Required work ->
Each line that holds the word "panel" counts once; report the total and nothing else.
§
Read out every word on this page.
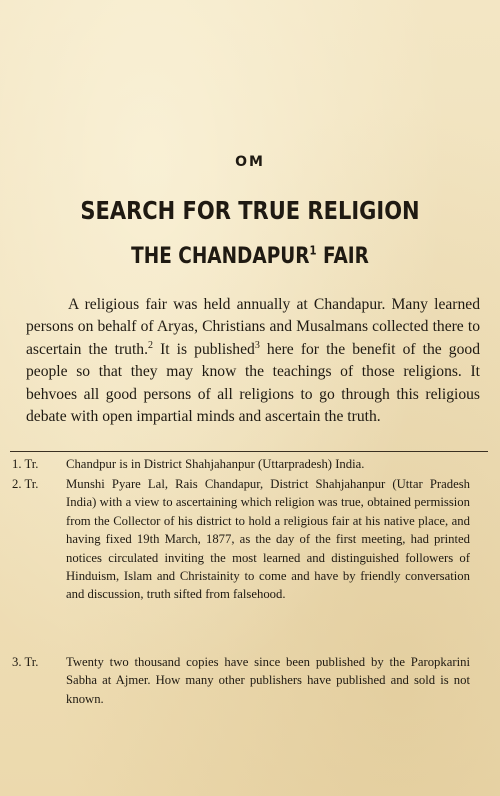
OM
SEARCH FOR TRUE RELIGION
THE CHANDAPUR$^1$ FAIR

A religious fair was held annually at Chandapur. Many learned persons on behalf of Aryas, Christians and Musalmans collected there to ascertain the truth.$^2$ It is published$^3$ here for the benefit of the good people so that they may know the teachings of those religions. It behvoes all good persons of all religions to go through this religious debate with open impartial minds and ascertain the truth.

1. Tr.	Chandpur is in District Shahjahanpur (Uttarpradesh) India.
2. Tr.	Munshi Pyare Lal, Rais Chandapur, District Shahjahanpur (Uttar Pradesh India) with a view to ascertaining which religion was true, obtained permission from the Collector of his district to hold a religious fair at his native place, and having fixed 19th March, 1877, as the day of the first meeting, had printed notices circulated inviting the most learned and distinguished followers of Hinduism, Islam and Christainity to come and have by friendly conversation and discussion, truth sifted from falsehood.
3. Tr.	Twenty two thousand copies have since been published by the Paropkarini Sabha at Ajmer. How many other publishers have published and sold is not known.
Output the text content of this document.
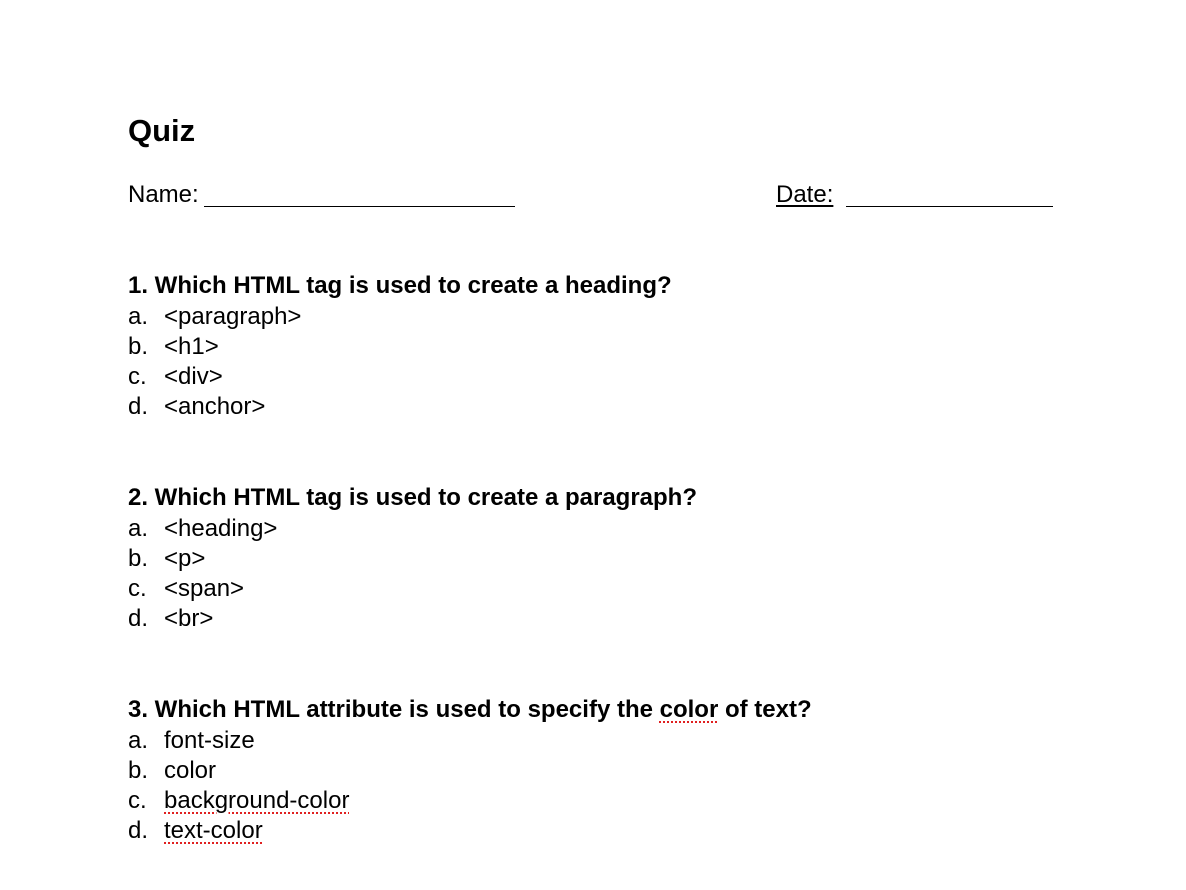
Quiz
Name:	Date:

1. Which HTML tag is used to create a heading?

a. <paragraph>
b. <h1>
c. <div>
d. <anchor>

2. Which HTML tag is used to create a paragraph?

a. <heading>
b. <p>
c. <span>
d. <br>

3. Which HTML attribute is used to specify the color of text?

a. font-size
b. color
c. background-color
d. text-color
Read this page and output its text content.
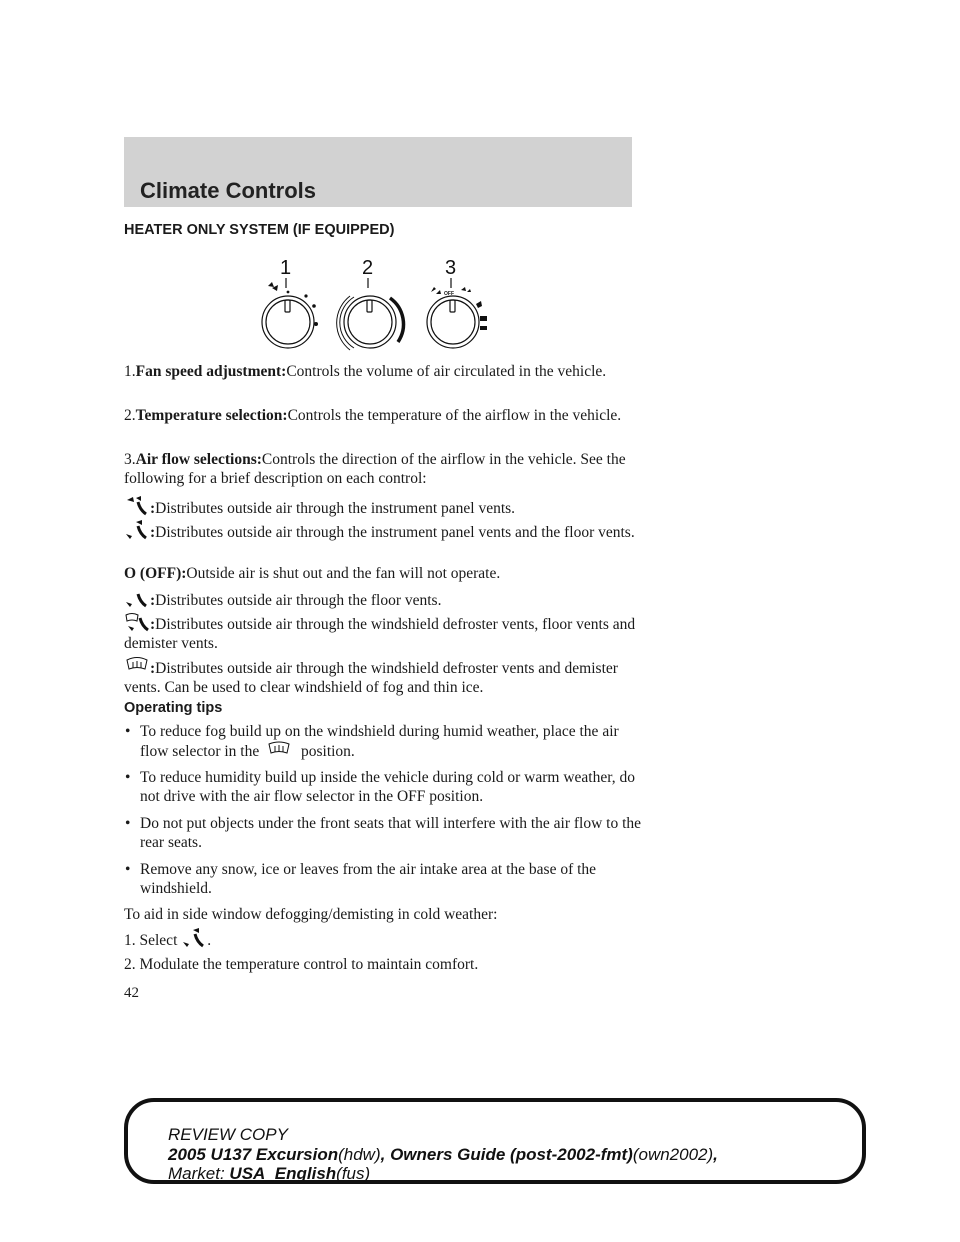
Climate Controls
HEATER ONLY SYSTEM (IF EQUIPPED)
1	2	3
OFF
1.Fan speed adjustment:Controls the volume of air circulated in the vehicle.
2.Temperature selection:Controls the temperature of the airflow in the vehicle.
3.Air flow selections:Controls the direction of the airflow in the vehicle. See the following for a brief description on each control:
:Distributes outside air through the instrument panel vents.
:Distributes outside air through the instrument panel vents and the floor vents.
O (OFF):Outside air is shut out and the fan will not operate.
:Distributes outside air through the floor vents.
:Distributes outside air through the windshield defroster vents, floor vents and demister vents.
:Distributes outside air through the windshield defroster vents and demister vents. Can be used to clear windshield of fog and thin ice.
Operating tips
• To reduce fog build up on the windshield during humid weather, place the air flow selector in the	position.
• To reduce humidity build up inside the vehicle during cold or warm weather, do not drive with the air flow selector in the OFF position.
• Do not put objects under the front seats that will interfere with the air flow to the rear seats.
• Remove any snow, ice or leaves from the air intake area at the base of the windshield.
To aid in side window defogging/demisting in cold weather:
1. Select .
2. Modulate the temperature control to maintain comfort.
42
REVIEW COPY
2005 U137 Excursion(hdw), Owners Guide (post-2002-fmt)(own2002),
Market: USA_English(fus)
§
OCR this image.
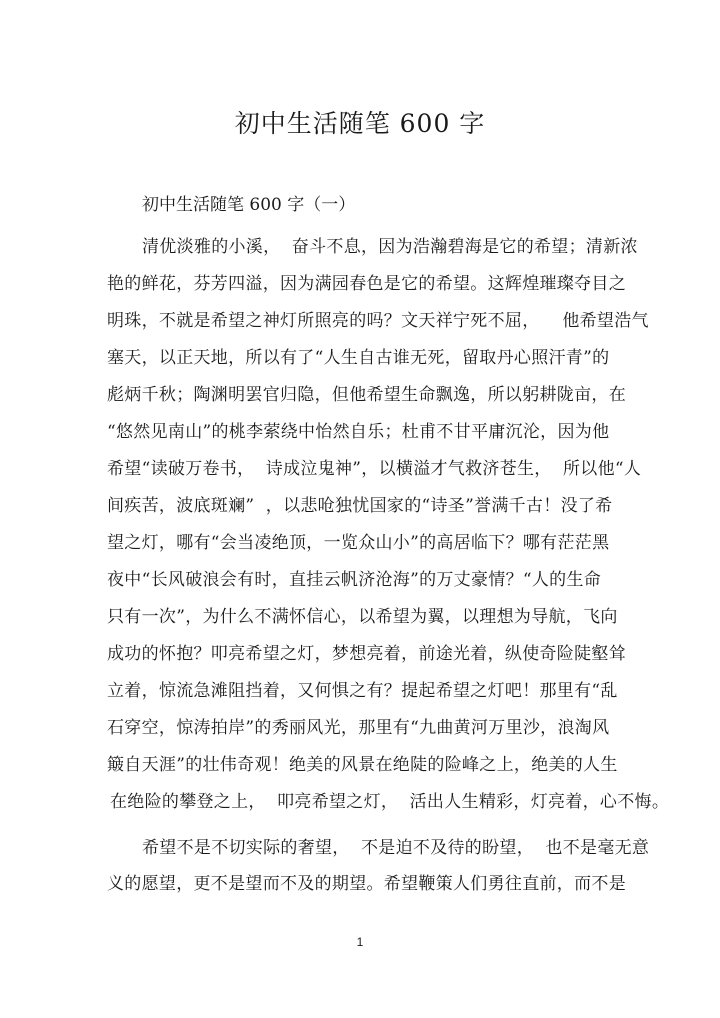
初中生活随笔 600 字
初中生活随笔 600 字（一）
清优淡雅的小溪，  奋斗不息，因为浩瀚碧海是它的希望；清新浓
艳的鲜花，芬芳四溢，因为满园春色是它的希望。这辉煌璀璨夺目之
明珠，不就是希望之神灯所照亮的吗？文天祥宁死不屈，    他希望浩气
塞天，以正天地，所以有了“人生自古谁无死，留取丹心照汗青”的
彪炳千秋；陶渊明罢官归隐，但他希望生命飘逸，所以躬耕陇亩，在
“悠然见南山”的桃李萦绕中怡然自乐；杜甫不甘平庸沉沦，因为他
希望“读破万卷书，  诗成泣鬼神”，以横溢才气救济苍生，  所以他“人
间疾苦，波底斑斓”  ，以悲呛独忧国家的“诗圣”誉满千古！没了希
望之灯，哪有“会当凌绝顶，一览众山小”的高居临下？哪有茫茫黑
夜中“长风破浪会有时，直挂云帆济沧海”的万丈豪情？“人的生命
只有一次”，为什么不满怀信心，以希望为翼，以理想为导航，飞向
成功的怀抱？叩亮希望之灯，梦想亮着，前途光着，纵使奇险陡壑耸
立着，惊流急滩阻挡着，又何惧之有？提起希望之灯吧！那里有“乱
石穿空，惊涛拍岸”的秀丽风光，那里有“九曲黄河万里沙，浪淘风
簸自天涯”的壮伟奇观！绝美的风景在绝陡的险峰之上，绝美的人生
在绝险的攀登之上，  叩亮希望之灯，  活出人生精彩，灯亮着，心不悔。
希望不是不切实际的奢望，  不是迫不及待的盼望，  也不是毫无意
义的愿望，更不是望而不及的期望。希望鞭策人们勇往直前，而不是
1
§
Final result ->
2